__PROBLEM TO SOLVE__
Find each line with the string "from" and copy it.

════════════════

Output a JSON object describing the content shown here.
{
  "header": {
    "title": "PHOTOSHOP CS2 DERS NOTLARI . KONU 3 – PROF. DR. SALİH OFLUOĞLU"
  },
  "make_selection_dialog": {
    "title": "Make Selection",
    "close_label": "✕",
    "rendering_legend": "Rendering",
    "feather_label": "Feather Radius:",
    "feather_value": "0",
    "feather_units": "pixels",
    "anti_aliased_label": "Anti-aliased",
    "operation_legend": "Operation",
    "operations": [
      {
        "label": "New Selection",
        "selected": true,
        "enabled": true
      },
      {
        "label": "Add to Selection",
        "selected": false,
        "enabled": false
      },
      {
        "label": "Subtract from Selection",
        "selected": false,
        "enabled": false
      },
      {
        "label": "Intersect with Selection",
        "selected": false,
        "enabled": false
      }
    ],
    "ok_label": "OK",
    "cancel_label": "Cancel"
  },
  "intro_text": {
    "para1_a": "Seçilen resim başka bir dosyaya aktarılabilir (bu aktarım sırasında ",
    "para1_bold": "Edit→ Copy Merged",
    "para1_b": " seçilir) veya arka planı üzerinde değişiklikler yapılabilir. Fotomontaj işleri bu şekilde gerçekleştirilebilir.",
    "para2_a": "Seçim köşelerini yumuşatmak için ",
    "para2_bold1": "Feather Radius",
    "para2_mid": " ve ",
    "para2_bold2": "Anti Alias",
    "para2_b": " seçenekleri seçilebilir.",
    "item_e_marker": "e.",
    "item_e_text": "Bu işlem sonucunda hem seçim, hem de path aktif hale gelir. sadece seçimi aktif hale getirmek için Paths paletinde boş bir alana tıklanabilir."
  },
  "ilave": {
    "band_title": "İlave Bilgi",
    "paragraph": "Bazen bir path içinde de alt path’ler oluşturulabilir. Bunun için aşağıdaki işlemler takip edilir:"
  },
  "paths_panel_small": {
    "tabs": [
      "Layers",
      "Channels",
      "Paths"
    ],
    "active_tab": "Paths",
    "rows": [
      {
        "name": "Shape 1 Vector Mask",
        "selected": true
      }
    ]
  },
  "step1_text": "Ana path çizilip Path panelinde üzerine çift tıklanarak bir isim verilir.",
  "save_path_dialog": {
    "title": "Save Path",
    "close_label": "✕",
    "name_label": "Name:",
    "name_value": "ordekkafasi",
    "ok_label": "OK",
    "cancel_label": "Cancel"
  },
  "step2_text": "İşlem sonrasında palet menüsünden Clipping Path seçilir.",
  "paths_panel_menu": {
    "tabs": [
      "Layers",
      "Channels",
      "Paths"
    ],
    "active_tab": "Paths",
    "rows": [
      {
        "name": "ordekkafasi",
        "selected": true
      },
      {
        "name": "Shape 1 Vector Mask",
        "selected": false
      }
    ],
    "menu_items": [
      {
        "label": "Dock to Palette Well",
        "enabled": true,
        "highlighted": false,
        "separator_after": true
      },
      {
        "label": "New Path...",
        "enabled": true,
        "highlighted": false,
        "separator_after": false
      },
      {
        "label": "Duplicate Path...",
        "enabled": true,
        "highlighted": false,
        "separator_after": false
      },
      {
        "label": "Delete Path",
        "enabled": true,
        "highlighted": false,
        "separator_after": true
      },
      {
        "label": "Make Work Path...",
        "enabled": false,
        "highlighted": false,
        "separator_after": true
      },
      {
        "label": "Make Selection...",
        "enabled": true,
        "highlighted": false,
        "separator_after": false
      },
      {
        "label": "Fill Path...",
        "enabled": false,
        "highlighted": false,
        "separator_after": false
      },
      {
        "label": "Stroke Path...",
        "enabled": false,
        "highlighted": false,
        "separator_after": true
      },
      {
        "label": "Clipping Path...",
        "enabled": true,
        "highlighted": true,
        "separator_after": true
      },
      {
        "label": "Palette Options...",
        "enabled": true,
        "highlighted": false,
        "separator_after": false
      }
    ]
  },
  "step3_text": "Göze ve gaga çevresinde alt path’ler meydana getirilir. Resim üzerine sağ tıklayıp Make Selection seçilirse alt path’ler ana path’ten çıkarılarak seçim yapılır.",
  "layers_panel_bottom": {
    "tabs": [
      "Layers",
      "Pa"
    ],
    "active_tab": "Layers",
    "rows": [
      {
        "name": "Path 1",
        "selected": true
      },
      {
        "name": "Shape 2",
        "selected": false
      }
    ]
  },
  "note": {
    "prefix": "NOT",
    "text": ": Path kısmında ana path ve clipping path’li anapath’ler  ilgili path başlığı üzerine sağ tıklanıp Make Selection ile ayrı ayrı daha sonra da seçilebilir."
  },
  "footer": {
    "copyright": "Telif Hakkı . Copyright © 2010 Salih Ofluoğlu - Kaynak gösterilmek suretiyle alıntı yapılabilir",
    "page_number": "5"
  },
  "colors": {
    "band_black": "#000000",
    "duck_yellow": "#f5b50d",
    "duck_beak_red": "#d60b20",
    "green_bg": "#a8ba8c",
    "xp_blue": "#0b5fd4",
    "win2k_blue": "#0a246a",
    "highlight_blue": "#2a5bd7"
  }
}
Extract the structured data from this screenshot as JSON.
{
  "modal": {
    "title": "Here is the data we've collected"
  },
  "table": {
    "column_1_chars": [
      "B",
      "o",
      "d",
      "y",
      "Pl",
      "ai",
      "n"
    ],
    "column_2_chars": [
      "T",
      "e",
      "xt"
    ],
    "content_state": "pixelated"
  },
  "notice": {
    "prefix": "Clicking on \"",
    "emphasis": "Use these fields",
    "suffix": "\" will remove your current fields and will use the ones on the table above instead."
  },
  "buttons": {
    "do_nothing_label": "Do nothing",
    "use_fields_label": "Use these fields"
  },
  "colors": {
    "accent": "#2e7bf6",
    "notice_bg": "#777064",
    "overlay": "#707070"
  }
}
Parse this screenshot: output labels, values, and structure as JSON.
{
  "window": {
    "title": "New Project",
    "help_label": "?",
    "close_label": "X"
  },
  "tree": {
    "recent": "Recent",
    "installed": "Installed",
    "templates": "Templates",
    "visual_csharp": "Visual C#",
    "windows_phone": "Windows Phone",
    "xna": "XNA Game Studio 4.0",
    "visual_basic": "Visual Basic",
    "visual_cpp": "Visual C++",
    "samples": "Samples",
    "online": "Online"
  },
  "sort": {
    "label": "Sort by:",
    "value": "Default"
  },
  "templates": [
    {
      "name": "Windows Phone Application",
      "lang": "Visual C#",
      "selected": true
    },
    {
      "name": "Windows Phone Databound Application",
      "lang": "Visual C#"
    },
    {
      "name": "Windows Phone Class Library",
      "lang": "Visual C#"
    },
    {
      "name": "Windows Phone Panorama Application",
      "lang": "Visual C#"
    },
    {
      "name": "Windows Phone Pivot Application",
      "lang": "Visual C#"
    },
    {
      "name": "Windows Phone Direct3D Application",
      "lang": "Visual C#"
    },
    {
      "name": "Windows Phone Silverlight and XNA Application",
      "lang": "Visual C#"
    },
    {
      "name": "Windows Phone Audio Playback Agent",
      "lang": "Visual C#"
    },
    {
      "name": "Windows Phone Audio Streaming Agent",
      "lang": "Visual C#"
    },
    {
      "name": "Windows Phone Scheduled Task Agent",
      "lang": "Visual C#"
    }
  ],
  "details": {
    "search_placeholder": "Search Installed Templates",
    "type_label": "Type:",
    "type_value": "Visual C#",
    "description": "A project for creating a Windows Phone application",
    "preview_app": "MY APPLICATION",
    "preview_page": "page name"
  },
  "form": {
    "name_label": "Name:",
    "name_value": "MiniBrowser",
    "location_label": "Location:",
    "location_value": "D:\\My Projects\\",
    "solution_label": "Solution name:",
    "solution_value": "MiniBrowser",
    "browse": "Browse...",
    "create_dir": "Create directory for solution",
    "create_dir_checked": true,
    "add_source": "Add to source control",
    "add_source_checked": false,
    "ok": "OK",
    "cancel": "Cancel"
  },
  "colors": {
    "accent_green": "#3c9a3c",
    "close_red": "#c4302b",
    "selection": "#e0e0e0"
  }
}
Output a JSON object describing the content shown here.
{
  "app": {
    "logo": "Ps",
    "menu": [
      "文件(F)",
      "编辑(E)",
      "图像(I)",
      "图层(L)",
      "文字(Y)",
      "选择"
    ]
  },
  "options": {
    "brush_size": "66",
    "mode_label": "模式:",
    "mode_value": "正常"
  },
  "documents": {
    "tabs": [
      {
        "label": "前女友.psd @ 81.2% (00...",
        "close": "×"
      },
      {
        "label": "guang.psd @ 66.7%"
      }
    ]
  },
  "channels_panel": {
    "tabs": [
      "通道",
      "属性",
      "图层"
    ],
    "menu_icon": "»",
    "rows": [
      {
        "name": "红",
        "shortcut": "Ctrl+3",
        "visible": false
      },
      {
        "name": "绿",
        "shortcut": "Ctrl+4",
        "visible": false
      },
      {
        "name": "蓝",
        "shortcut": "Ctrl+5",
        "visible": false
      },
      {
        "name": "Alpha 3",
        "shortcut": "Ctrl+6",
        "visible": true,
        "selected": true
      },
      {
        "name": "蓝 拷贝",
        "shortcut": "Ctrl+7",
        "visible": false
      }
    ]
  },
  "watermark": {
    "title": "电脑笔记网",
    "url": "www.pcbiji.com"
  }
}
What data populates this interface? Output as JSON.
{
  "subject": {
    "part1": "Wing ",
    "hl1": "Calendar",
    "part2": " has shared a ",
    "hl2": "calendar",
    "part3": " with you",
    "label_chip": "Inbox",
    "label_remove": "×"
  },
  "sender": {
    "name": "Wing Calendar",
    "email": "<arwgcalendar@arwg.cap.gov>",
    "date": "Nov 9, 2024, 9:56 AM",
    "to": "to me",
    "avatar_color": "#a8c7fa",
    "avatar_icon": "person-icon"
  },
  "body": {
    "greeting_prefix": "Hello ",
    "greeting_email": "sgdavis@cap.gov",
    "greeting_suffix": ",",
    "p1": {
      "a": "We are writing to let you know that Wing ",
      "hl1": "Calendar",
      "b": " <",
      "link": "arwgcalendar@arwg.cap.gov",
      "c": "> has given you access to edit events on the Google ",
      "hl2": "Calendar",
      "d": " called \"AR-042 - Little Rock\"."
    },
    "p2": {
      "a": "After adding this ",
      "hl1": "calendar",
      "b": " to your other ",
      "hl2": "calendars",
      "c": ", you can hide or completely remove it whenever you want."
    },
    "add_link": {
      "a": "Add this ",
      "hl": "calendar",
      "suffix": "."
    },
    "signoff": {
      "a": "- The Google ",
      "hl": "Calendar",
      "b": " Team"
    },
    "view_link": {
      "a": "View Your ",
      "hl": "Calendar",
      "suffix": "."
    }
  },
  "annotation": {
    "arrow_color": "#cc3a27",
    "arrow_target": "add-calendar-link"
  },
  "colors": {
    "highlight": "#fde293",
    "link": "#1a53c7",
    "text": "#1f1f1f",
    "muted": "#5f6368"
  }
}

════════════════

__WRITTEN ANSWER__
        "label": "Subtract from Selection",
Extract the structured data from this screenshot as JSON.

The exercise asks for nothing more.